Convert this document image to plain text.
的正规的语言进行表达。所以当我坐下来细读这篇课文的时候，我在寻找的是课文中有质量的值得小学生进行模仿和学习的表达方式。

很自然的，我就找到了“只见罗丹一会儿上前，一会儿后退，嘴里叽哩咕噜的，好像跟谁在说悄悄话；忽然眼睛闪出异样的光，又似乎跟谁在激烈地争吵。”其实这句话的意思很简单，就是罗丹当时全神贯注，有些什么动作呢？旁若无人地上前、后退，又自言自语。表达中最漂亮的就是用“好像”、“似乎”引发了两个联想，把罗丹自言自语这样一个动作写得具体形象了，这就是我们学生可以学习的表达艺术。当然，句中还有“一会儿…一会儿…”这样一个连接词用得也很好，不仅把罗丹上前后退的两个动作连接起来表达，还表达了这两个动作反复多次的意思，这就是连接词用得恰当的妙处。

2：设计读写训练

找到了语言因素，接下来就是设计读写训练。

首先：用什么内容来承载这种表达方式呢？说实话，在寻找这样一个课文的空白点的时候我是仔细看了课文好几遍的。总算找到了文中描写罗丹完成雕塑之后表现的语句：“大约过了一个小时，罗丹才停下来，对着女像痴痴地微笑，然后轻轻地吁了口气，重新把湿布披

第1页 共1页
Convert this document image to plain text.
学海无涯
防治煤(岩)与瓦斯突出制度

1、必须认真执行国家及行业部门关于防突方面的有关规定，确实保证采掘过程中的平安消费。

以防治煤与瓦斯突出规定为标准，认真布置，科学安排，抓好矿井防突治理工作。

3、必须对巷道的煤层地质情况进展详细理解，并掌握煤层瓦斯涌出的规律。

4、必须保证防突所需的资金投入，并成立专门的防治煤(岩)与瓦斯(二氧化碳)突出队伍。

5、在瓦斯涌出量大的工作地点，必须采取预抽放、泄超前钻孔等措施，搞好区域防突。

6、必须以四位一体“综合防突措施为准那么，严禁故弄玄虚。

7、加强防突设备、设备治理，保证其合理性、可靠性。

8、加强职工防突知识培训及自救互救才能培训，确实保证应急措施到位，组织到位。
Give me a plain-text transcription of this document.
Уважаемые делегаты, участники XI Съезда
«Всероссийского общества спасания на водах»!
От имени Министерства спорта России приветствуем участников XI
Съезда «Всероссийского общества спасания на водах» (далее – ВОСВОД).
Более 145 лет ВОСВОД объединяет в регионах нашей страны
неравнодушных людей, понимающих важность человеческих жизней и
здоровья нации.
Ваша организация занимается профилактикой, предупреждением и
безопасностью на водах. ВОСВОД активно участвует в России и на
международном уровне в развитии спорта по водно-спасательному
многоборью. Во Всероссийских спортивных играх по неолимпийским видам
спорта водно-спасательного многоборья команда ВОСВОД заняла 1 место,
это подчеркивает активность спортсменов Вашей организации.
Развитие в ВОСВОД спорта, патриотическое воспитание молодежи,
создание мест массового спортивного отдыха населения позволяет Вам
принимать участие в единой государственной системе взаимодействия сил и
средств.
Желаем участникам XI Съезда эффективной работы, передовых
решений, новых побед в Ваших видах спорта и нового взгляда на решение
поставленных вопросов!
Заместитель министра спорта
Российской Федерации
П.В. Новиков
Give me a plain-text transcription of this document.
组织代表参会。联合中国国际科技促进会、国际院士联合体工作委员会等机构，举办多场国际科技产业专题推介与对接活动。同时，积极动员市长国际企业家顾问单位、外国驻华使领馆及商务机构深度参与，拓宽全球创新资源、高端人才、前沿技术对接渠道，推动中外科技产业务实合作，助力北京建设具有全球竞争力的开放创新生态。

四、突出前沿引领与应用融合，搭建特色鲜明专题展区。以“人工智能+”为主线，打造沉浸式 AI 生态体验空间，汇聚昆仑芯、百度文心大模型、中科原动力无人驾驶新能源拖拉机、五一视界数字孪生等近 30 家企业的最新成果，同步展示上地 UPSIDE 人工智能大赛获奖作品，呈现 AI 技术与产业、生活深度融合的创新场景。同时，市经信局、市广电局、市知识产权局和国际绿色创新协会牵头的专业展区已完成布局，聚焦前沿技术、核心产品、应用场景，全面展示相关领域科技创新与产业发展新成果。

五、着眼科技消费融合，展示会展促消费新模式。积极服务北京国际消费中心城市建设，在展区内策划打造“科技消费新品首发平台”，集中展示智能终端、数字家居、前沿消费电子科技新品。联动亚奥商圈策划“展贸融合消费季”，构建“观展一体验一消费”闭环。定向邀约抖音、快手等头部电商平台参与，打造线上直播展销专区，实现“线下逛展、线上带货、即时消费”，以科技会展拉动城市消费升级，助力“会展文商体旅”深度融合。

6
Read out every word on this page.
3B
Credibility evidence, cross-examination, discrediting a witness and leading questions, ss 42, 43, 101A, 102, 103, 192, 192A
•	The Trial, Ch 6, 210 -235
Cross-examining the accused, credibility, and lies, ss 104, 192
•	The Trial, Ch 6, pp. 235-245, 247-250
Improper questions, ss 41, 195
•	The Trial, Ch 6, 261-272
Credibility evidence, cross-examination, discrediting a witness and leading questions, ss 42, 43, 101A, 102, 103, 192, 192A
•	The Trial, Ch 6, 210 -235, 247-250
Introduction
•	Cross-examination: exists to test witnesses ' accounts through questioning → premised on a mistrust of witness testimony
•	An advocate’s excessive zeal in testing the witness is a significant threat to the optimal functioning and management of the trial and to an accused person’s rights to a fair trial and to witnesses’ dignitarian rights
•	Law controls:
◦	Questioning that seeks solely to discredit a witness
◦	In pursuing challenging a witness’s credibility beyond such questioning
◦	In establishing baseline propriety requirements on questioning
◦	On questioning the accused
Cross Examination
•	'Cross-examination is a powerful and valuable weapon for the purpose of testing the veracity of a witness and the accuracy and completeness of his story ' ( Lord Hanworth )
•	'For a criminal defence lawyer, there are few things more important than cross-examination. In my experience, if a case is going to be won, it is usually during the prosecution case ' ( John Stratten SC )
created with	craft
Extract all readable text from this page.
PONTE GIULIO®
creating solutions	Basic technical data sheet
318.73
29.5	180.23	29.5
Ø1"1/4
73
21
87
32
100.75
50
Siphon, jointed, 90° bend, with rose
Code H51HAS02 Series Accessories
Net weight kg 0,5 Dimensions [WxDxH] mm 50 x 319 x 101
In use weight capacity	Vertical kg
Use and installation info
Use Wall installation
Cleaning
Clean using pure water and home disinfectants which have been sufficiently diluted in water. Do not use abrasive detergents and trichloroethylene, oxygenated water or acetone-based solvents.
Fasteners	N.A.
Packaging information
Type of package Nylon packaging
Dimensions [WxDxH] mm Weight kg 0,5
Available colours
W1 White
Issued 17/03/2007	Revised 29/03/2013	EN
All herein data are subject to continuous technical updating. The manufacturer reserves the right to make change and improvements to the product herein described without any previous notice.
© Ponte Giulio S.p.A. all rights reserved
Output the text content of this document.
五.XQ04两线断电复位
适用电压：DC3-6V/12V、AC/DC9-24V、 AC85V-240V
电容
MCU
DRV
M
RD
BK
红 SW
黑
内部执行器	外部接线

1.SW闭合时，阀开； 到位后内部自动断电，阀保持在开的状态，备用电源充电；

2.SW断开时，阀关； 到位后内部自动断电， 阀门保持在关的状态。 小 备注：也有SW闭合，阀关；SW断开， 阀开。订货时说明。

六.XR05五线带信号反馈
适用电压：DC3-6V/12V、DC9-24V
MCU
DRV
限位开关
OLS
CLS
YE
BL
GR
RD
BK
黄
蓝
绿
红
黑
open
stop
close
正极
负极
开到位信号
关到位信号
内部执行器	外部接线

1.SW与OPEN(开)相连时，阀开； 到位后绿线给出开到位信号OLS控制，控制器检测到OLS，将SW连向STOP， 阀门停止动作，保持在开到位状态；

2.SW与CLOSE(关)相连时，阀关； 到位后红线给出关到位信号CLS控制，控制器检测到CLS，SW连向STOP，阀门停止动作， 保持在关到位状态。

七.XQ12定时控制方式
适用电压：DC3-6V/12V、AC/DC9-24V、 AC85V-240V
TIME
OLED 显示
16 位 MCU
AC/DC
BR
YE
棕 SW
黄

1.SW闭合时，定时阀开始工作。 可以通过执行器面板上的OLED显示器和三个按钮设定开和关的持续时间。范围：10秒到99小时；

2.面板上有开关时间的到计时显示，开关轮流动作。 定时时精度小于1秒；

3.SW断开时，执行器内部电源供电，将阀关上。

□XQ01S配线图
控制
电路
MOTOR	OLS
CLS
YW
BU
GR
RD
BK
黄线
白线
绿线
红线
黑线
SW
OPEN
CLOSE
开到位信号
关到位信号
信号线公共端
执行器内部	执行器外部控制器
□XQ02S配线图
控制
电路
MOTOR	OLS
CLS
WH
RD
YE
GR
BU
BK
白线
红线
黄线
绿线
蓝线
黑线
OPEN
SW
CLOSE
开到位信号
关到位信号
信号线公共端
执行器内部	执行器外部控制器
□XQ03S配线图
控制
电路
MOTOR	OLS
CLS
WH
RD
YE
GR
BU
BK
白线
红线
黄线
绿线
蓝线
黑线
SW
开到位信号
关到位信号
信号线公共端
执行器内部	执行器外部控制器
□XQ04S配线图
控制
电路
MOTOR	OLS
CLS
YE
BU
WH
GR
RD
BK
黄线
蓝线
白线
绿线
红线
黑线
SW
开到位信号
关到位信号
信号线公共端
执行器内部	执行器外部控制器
- - - - -
What is the number of lines above that hold the string "installation"? Answer with that number alone.

Solution — 2